>> Begin Data to process

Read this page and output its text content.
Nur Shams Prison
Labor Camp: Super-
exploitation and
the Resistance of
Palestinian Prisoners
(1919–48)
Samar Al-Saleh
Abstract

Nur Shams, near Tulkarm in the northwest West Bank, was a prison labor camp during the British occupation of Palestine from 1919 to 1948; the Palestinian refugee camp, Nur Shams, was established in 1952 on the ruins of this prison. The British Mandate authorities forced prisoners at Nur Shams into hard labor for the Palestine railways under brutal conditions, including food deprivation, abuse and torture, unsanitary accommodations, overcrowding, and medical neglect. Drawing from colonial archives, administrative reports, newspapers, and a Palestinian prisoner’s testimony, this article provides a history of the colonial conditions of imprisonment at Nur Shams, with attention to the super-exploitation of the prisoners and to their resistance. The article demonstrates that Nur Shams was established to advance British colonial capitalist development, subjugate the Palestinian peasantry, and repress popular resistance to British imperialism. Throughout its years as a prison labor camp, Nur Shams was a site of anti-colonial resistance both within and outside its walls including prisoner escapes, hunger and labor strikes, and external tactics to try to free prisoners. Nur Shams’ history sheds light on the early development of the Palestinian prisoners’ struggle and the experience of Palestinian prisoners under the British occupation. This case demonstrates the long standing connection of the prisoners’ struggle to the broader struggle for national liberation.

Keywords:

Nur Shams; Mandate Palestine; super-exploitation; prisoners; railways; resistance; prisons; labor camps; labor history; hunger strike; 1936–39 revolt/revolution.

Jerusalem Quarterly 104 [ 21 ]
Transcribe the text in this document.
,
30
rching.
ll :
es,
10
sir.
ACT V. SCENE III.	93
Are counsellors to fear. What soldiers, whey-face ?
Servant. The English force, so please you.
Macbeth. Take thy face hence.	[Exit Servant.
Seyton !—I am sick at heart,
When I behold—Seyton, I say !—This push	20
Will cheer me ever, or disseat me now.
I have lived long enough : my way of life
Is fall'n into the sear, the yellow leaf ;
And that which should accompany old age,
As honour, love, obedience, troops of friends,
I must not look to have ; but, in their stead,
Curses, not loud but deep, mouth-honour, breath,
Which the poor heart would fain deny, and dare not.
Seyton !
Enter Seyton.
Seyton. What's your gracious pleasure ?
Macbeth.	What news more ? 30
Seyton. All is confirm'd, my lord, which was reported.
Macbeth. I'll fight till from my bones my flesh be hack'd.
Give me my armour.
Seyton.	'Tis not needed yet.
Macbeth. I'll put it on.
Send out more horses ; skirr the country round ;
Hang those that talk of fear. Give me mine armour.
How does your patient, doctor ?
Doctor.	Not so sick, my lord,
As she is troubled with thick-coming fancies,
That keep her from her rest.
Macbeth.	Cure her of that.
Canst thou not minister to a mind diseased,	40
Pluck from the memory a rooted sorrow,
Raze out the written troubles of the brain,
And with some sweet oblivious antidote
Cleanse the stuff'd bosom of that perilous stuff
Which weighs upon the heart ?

>> End Data to process

> _Given task_
Repeat every record exactly as written, please.

> _Reply_
Read this page and output its text content.
Nur Shams Prison
Labor Camp: Super-
exploitation and
the Resistance of
Palestinian Prisoners
(1919–48)
Samar Al-Saleh
Abstract

Nur Shams, near Tulkarm in the northwest West Bank, was a prison labor camp during the British occupation of Palestine from 1919 to 1948; the Palestinian refugee camp, Nur Shams, was established in 1952 on the ruins of this prison. The British Mandate authorities forced prisoners at Nur Shams into hard labor for the Palestine railways under brutal conditions, including food deprivation, abuse and torture, unsanitary accommodations, overcrowding, and medical neglect. Drawing from colonial archives, administrative reports, newspapers, and a Palestinian prisoner’s testimony, this article provides a history of the colonial conditions of imprisonment at Nur Shams, with attention to the super-exploitation of the prisoners and to their resistance. The article demonstrates that Nur Shams was established to advance British colonial capitalist development, subjugate the Palestinian peasantry, and repress popular resistance to British imperialism. Throughout its years as a prison labor camp, Nur Shams was a site of anti-colonial resistance both within and outside its walls including prisoner escapes, hunger and labor strikes, and external tactics to try to free prisoners. Nur Shams’ history sheds light on the early development of the Palestinian prisoners’ struggle and the experience of Palestinian prisoners under the British occupation. This case demonstrates the long standing connection of the prisoners’ struggle to the broader struggle for national liberation.

Keywords:

Nur Shams; Mandate Palestine; super-exploitation; prisoners; railways; resistance; prisons; labor camps; labor history; hunger strike; 1936–39 revolt/revolution.

Jerusalem Quarterly 104 [ 21 ]
Transcribe the text in this document.
,
30
rching.
ll :
es,
10
sir.
ACT V. SCENE III.	93
Are counsellors to fear. What soldiers, whey-face ?
Servant. The English force, so please you.
Macbeth. Take thy face hence.	[Exit Servant.
Seyton !—I am sick at heart,
When I behold—Seyton, I say !—This push	20
Will cheer me ever, or disseat me now.
I have lived long enough : my way of life
Is fall'n into the sear, the yellow leaf ;
And that which should accompany old age,
As honour, love, obedience, troops of friends,
I must not look to have ; but, in their stead,
Curses, not loud but deep, mouth-honour, breath,
Which the poor heart would fain deny, and dare not.
Seyton !
Enter Seyton.
Seyton. What's your gracious pleasure ?
Macbeth.	What news more ? 30
Seyton. All is confirm'd, my lord, which was reported.
Macbeth. I'll fight till from my bones my flesh be hack'd.
Give me my armour.
Seyton.	'Tis not needed yet.
Macbeth. I'll put it on.
Send out more horses ; skirr the country round ;
Hang those that talk of fear. Give me mine armour.
How does your patient, doctor ?
Doctor.	Not so sick, my lord,
As she is troubled with thick-coming fancies,
That keep her from her rest.
Macbeth.	Cure her of that.
Canst thou not minister to a mind diseased,	40
Pluck from the memory a rooted sorrow,
Raze out the written troubles of the brain,
And with some sweet oblivious antidote
Cleanse the stuff'd bosom of that perilous stuff
Which weighs upon the heart ?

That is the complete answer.